__CHALLENGE__. Repeat each line exactly as it is written.
==*==
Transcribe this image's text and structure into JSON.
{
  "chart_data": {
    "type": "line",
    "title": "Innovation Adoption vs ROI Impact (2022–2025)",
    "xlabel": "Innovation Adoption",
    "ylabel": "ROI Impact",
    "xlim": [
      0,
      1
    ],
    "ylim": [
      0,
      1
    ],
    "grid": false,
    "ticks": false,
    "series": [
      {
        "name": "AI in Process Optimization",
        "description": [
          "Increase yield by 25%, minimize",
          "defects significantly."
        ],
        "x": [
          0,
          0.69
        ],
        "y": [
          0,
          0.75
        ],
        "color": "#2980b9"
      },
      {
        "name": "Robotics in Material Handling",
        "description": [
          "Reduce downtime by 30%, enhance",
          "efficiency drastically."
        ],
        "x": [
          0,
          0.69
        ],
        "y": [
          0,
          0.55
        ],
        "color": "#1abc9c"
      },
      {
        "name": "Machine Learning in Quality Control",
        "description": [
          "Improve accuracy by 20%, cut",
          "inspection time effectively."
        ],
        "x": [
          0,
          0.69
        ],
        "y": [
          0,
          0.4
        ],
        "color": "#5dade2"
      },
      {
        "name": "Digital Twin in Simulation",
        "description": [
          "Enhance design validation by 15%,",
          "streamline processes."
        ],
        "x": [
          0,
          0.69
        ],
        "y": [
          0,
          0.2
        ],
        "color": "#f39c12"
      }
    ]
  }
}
==*==
__ANSWER TO THE TASK__.
Transcribe this image's text and structure into JSON.
{
  "chart_data": {
    "type": "line",
    "title": "Innovation Adoption vs ROI Impact (2022–2025)",
    "xlabel": "Innovation Adoption",
    "ylabel": "ROI Impact",
    "xlim": [
      0,
      1
    ],
    "ylim": [
      0,
      1
    ],
    "grid": false,
    "ticks": false,
    "series": [
      {
        "name": "AI in Process Optimization",
        "description": [
          "Increase yield by 25%, minimize",
          "defects significantly."
        ],
        "x": [
          0,
          0.69
        ],
        "y": [
          0,
          0.75
        ],
        "color": "#2980b9"
      },
      {
        "name": "Robotics in Material Handling",
        "description": [
          "Reduce downtime by 30%, enhance",
          "efficiency drastically."
        ],
        "x": [
          0,
          0.69
        ],
        "y": [
          0,
          0.55
        ],
        "color": "#1abc9c"
      },
      {
        "name": "Machine Learning in Quality Control",
        "description": [
          "Improve accuracy by 20%, cut",
          "inspection time effectively."
        ],
        "x": [
          0,
          0.69
        ],
        "y": [
          0,
          0.4
        ],
        "color": "#5dade2"
      },
      {
        "name": "Digital Twin in Simulation",
        "description": [
          "Enhance design validation by 15%,",
          "streamline processes."
        ],
        "x": [
          0,
          0.69
        ],
        "y": [
          0,
          0.2
        ],
        "color": "#f39c12"
      }
    ]
  }
}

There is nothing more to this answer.